Data excerpts -
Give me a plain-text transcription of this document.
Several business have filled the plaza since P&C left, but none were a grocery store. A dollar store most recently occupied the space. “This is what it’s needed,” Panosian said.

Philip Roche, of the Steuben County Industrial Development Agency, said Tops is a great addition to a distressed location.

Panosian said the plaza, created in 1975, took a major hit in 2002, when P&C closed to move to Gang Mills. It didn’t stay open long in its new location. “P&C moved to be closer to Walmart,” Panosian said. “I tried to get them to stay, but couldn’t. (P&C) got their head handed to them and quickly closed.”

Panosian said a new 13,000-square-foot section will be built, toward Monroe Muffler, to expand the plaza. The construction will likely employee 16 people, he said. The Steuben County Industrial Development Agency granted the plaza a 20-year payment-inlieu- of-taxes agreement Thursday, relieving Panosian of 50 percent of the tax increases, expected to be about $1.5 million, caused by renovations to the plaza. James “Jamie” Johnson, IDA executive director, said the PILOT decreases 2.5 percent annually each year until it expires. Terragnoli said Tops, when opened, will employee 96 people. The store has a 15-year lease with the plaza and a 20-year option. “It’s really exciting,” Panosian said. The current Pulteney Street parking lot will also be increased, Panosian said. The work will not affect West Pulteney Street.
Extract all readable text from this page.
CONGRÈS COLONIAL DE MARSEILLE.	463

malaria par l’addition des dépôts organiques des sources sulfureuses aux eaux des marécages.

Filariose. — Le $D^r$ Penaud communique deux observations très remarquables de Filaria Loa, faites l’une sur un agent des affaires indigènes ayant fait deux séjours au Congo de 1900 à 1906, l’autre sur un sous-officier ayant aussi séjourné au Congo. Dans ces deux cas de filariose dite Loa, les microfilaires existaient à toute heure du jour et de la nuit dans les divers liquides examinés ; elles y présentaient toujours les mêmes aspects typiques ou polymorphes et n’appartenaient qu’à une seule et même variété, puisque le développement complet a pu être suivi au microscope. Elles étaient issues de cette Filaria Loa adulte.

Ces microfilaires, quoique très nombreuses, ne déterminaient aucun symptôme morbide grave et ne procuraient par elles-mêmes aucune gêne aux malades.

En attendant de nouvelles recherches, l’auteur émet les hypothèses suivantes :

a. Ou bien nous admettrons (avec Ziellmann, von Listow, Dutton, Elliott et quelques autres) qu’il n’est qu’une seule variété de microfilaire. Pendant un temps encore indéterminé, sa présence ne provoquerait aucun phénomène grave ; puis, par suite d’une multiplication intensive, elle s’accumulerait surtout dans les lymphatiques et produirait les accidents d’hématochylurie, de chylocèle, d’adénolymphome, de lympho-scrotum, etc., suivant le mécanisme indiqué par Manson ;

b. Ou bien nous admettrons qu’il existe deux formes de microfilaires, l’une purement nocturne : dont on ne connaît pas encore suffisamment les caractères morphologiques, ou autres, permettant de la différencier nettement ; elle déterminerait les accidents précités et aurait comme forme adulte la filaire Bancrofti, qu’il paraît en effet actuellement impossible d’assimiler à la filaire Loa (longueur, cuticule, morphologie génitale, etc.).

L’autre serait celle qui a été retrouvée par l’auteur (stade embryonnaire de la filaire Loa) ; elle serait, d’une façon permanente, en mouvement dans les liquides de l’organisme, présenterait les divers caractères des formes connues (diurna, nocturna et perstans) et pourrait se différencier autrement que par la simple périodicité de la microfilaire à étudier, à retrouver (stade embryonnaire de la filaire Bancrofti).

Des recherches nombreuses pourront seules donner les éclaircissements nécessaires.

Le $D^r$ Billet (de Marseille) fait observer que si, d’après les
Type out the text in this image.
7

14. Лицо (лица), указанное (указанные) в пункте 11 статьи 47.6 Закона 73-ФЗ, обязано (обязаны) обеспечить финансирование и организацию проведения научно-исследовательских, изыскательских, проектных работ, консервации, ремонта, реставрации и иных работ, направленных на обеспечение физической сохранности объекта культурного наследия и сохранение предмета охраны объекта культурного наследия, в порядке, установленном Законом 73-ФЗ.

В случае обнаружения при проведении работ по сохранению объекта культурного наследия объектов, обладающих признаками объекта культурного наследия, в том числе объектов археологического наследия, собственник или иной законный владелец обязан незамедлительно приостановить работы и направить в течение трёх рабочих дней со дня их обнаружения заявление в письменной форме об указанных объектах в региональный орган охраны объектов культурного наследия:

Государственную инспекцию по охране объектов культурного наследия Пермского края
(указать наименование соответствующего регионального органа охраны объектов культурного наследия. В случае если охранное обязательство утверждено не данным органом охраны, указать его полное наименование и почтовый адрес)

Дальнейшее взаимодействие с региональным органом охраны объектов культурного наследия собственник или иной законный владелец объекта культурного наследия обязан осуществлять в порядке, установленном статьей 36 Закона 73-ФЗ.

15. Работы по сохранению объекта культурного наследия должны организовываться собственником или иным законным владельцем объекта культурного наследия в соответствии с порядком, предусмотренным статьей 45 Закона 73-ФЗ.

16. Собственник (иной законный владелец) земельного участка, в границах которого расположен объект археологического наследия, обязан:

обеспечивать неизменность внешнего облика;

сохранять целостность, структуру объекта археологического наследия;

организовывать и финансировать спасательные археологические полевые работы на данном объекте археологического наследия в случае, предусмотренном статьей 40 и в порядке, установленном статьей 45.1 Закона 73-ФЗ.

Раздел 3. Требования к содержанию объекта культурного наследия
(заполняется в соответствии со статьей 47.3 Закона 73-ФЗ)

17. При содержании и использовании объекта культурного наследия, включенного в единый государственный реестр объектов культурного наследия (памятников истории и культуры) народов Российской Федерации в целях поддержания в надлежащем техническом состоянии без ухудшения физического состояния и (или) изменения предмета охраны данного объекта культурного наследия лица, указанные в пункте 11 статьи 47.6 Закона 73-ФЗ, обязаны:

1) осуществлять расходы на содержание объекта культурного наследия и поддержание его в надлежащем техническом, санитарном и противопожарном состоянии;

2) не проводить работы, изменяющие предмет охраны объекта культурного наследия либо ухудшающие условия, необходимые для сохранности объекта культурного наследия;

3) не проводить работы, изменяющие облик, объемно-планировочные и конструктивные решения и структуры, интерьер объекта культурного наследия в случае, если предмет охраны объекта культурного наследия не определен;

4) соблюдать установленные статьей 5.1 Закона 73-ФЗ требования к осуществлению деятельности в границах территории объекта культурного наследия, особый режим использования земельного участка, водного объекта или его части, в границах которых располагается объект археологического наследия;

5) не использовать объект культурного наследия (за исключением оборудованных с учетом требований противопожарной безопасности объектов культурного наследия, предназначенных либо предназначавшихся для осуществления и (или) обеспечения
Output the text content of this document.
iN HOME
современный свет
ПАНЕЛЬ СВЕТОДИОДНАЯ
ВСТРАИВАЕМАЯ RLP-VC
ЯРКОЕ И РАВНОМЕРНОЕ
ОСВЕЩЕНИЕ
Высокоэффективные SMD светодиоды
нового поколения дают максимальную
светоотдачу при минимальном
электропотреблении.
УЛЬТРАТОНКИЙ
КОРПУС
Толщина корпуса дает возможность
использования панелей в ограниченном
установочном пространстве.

Exercise aim - Each record above should be returned exactly as it appears.

Solution to this task -
Give me a plain-text transcription of this document.
Several business have filled the plaza since P&C left, but none were a grocery store. A dollar store most recently occupied the space. “This is what it’s needed,” Panosian said.

Philip Roche, of the Steuben County Industrial Development Agency, said Tops is a great addition to a distressed location.

Panosian said the plaza, created in 1975, took a major hit in 2002, when P&C closed to move to Gang Mills. It didn’t stay open long in its new location. “P&C moved to be closer to Walmart,” Panosian said. “I tried to get them to stay, but couldn’t. (P&C) got their head handed to them and quickly closed.”

Panosian said a new 13,000-square-foot section will be built, toward Monroe Muffler, to expand the plaza. The construction will likely employee 16 people, he said. The Steuben County Industrial Development Agency granted the plaza a 20-year payment-inlieu- of-taxes agreement Thursday, relieving Panosian of 50 percent of the tax increases, expected to be about $1.5 million, caused by renovations to the plaza. James “Jamie” Johnson, IDA executive director, said the PILOT decreases 2.5 percent annually each year until it expires. Terragnoli said Tops, when opened, will employee 96 people. The store has a 15-year lease with the plaza and a 20-year option. “It’s really exciting,” Panosian said. The current Pulteney Street parking lot will also be increased, Panosian said. The work will not affect West Pulteney Street.
Extract all readable text from this page.
CONGRÈS COLONIAL DE MARSEILLE.	463

malaria par l’addition des dépôts organiques des sources sulfureuses aux eaux des marécages.

Filariose. — Le $D^r$ Penaud communique deux observations très remarquables de Filaria Loa, faites l’une sur un agent des affaires indigènes ayant fait deux séjours au Congo de 1900 à 1906, l’autre sur un sous-officier ayant aussi séjourné au Congo. Dans ces deux cas de filariose dite Loa, les microfilaires existaient à toute heure du jour et de la nuit dans les divers liquides examinés ; elles y présentaient toujours les mêmes aspects typiques ou polymorphes et n’appartenaient qu’à une seule et même variété, puisque le développement complet a pu être suivi au microscope. Elles étaient issues de cette Filaria Loa adulte.

Ces microfilaires, quoique très nombreuses, ne déterminaient aucun symptôme morbide grave et ne procuraient par elles-mêmes aucune gêne aux malades.

En attendant de nouvelles recherches, l’auteur émet les hypothèses suivantes :

a. Ou bien nous admettrons (avec Ziellmann, von Listow, Dutton, Elliott et quelques autres) qu’il n’est qu’une seule variété de microfilaire. Pendant un temps encore indéterminé, sa présence ne provoquerait aucun phénomène grave ; puis, par suite d’une multiplication intensive, elle s’accumulerait surtout dans les lymphatiques et produirait les accidents d’hématochylurie, de chylocèle, d’adénolymphome, de lympho-scrotum, etc., suivant le mécanisme indiqué par Manson ;

b. Ou bien nous admettrons qu’il existe deux formes de microfilaires, l’une purement nocturne : dont on ne connaît pas encore suffisamment les caractères morphologiques, ou autres, permettant de la différencier nettement ; elle déterminerait les accidents précités et aurait comme forme adulte la filaire Bancrofti, qu’il paraît en effet actuellement impossible d’assimiler à la filaire Loa (longueur, cuticule, morphologie génitale, etc.).

L’autre serait celle qui a été retrouvée par l’auteur (stade embryonnaire de la filaire Loa) ; elle serait, d’une façon permanente, en mouvement dans les liquides de l’organisme, présenterait les divers caractères des formes connues (diurna, nocturna et perstans) et pourrait se différencier autrement que par la simple périodicité de la microfilaire à étudier, à retrouver (stade embryonnaire de la filaire Bancrofti).

Des recherches nombreuses pourront seules donner les éclaircissements nécessaires.

Le $D^r$ Billet (de Marseille) fait observer que si, d’après les
Type out the text in this image.
7

14. Лицо (лица), указанное (указанные) в пункте 11 статьи 47.6 Закона 73-ФЗ, обязано (обязаны) обеспечить финансирование и организацию проведения научно-исследовательских, изыскательских, проектных работ, консервации, ремонта, реставрации и иных работ, направленных на обеспечение физической сохранности объекта культурного наследия и сохранение предмета охраны объекта культурного наследия, в порядке, установленном Законом 73-ФЗ.

В случае обнаружения при проведении работ по сохранению объекта культурного наследия объектов, обладающих признаками объекта культурного наследия, в том числе объектов археологического наследия, собственник или иной законный владелец обязан незамедлительно приостановить работы и направить в течение трёх рабочих дней со дня их обнаружения заявление в письменной форме об указанных объектах в региональный орган охраны объектов культурного наследия:

Государственную инспекцию по охране объектов культурного наследия Пермского края
(указать наименование соответствующего регионального органа охраны объектов культурного наследия. В случае если охранное обязательство утверждено не данным органом охраны, указать его полное наименование и почтовый адрес)

Дальнейшее взаимодействие с региональным органом охраны объектов культурного наследия собственник или иной законный владелец объекта культурного наследия обязан осуществлять в порядке, установленном статьей 36 Закона 73-ФЗ.

15. Работы по сохранению объекта культурного наследия должны организовываться собственником или иным законным владельцем объекта культурного наследия в соответствии с порядком, предусмотренным статьей 45 Закона 73-ФЗ.

16. Собственник (иной законный владелец) земельного участка, в границах которого расположен объект археологического наследия, обязан:

обеспечивать неизменность внешнего облика;

сохранять целостность, структуру объекта археологического наследия;

организовывать и финансировать спасательные археологические полевые работы на данном объекте археологического наследия в случае, предусмотренном статьей 40 и в порядке, установленном статьей 45.1 Закона 73-ФЗ.

Раздел 3. Требования к содержанию объекта культурного наследия
(заполняется в соответствии со статьей 47.3 Закона 73-ФЗ)

17. При содержании и использовании объекта культурного наследия, включенного в единый государственный реестр объектов культурного наследия (памятников истории и культуры) народов Российской Федерации в целях поддержания в надлежащем техническом состоянии без ухудшения физического состояния и (или) изменения предмета охраны данного объекта культурного наследия лица, указанные в пункте 11 статьи 47.6 Закона 73-ФЗ, обязаны:

1) осуществлять расходы на содержание объекта культурного наследия и поддержание его в надлежащем техническом, санитарном и противопожарном состоянии;

2) не проводить работы, изменяющие предмет охраны объекта культурного наследия либо ухудшающие условия, необходимые для сохранности объекта культурного наследия;

3) не проводить работы, изменяющие облик, объемно-планировочные и конструктивные решения и структуры, интерьер объекта культурного наследия в случае, если предмет охраны объекта культурного наследия не определен;

4) соблюдать установленные статьей 5.1 Закона 73-ФЗ требования к осуществлению деятельности в границах территории объекта культурного наследия, особый режим использования земельного участка, водного объекта или его части, в границах которых располагается объект археологического наследия;

5) не использовать объект культурного наследия (за исключением оборудованных с учетом требований противопожарной безопасности объектов культурного наследия, предназначенных либо предназначавшихся для осуществления и (или) обеспечения
Output the text content of this document.
iN HOME
современный свет
ПАНЕЛЬ СВЕТОДИОДНАЯ
ВСТРАИВАЕМАЯ RLP-VC
ЯРКОЕ И РАВНОМЕРНОЕ
ОСВЕЩЕНИЕ
Высокоэффективные SMD светодиоды
нового поколения дают максимальную
светоотдачу при минимальном
электропотреблении.
УЛЬТРАТОНКИЙ
КОРПУС
Толщина корпуса дает возможность
использования панелей в ограниченном
установочном пространстве.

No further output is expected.